● **PROBLEM DETAILS**
Carry none of the pictures over; write out the complete data exactly.
# START OF THE RECORDS
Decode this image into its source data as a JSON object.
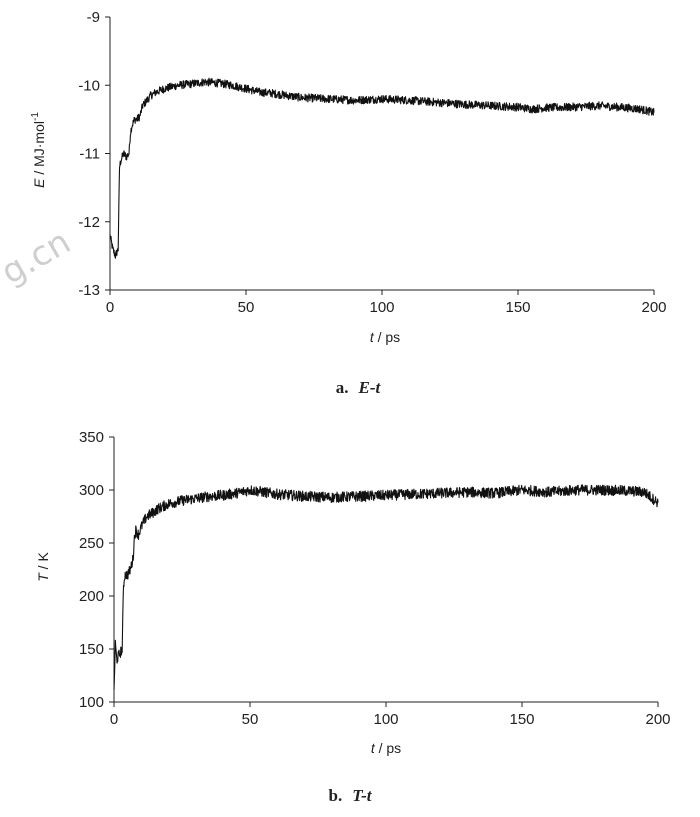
{
  "watermark": "g.cn",
  "chart_data": [
    {
      "type": "line",
      "caption_letter": "a.",
      "caption_text": "E-t",
      "ylabel_symbol": "E",
      "ylabel_unit": " / MJ·mol",
      "ylabel_sup": "-1",
      "xlabel_symbol": "t",
      "xlabel_unit": " / ps",
      "xlim": [
        0,
        200
      ],
      "ylim": [
        -13,
        -9
      ],
      "xticks": [
        "0",
        "50",
        "100",
        "150",
        "200"
      ],
      "yticks": [
        "-13",
        "-12",
        "-11",
        "-10",
        "-9"
      ],
      "series": [
        {
          "color": "#111111",
          "x": [
            0,
            1,
            2,
            3,
            3.5,
            4,
            5,
            6,
            7,
            7.5,
            8,
            9,
            10,
            11,
            12,
            13,
            14,
            15,
            17,
            20,
            25,
            30,
            35,
            40,
            45,
            50,
            55,
            60,
            70,
            80,
            90,
            100,
            110,
            120,
            130,
            140,
            150,
            155,
            160,
            170,
            180,
            190,
            195,
            200
          ],
          "y": [
            -12.2,
            -12.4,
            -12.5,
            -12.4,
            -11.2,
            -11.1,
            -11.0,
            -11.05,
            -11.0,
            -10.7,
            -10.6,
            -10.5,
            -10.5,
            -10.45,
            -10.3,
            -10.25,
            -10.2,
            -10.15,
            -10.1,
            -10.05,
            -10.0,
            -9.98,
            -9.95,
            -9.97,
            -10.0,
            -10.05,
            -10.1,
            -10.12,
            -10.18,
            -10.2,
            -10.22,
            -10.2,
            -10.22,
            -10.25,
            -10.28,
            -10.3,
            -10.32,
            -10.35,
            -10.33,
            -10.32,
            -10.3,
            -10.33,
            -10.35,
            -10.4
          ]
        }
      ],
      "noise_amp": 0.06
    },
    {
      "type": "line",
      "caption_letter": "b.",
      "caption_text": "T-t",
      "ylabel_symbol": "T",
      "ylabel_unit": " / K",
      "ylabel_sup": "",
      "xlabel_symbol": "t",
      "xlabel_unit": " / ps",
      "xlim": [
        0,
        200
      ],
      "ylim": [
        100,
        350
      ],
      "xticks": [
        "0",
        "50",
        "100",
        "150",
        "200"
      ],
      "yticks": [
        "100",
        "150",
        "200",
        "250",
        "300",
        "350"
      ],
      "series": [
        {
          "color": "#111111",
          "x": [
            0,
            0.5,
            1,
            2,
            3,
            3.5,
            4,
            5,
            6,
            7,
            7.5,
            8,
            9,
            10,
            11,
            12,
            14,
            16,
            20,
            25,
            30,
            35,
            40,
            45,
            50,
            55,
            60,
            70,
            80,
            90,
            100,
            110,
            120,
            130,
            140,
            150,
            160,
            170,
            180,
            190,
            195,
            200
          ],
          "y": [
            110,
            155,
            140,
            145,
            150,
            210,
            220,
            220,
            225,
            235,
            255,
            262,
            258,
            265,
            270,
            275,
            278,
            282,
            287,
            290,
            292,
            294,
            295,
            297,
            300,
            298,
            296,
            294,
            293,
            294,
            295,
            296,
            297,
            298,
            297,
            300,
            298,
            300,
            300,
            299,
            298,
            288
          ]
        }
      ],
      "noise_amp": 5
    }
  ]
}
# END OF THE RECORDS
● **TASK RESULT**
Decode this image into its source data as a JSON object.
{
  "watermark": "g.cn",
  "chart_data": [
    {
      "type": "line",
      "caption_letter": "a.",
      "caption_text": "E-t",
      "ylabel_symbol": "E",
      "ylabel_unit": " / MJ·mol",
      "ylabel_sup": "-1",
      "xlabel_symbol": "t",
      "xlabel_unit": " / ps",
      "xlim": [
        0,
        200
      ],
      "ylim": [
        -13,
        -9
      ],
      "xticks": [
        "0",
        "50",
        "100",
        "150",
        "200"
      ],
      "yticks": [
        "-13",
        "-12",
        "-11",
        "-10",
        "-9"
      ],
      "series": [
        {
          "color": "#111111",
          "x": [
            0,
            1,
            2,
            3,
            3.5,
            4,
            5,
            6,
            7,
            7.5,
            8,
            9,
            10,
            11,
            12,
            13,
            14,
            15,
            17,
            20,
            25,
            30,
            35,
            40,
            45,
            50,
            55,
            60,
            70,
            80,
            90,
            100,
            110,
            120,
            130,
            140,
            150,
            155,
            160,
            170,
            180,
            190,
            195,
            200
          ],
          "y": [
            -12.2,
            -12.4,
            -12.5,
            -12.4,
            -11.2,
            -11.1,
            -11.0,
            -11.05,
            -11.0,
            -10.7,
            -10.6,
            -10.5,
            -10.5,
            -10.45,
            -10.3,
            -10.25,
            -10.2,
            -10.15,
            -10.1,
            -10.05,
            -10.0,
            -9.98,
            -9.95,
            -9.97,
            -10.0,
            -10.05,
            -10.1,
            -10.12,
            -10.18,
            -10.2,
            -10.22,
            -10.2,
            -10.22,
            -10.25,
            -10.28,
            -10.3,
            -10.32,
            -10.35,
            -10.33,
            -10.32,
            -10.3,
            -10.33,
            -10.35,
            -10.4
          ]
        }
      ],
      "noise_amp": 0.06
    },
    {
      "type": "line",
      "caption_letter": "b.",
      "caption_text": "T-t",
      "ylabel_symbol": "T",
      "ylabel_unit": " / K",
      "ylabel_sup": "",
      "xlabel_symbol": "t",
      "xlabel_unit": " / ps",
      "xlim": [
        0,
        200
      ],
      "ylim": [
        100,
        350
      ],
      "xticks": [
        "0",
        "50",
        "100",
        "150",
        "200"
      ],
      "yticks": [
        "100",
        "150",
        "200",
        "250",
        "300",
        "350"
      ],
      "series": [
        {
          "color": "#111111",
          "x": [
            0,
            0.5,
            1,
            2,
            3,
            3.5,
            4,
            5,
            6,
            7,
            7.5,
            8,
            9,
            10,
            11,
            12,
            14,
            16,
            20,
            25,
            30,
            35,
            40,
            45,
            50,
            55,
            60,
            70,
            80,
            90,
            100,
            110,
            120,
            130,
            140,
            150,
            160,
            170,
            180,
            190,
            195,
            200
          ],
          "y": [
            110,
            155,
            140,
            145,
            150,
            210,
            220,
            220,
            225,
            235,
            255,
            262,
            258,
            265,
            270,
            275,
            278,
            282,
            287,
            290,
            292,
            294,
            295,
            297,
            300,
            298,
            296,
            294,
            293,
            294,
            295,
            296,
            297,
            298,
            297,
            300,
            298,
            300,
            300,
            299,
            298,
            288
          ]
        }
      ],
      "noise_amp": 5
    }
  ]
}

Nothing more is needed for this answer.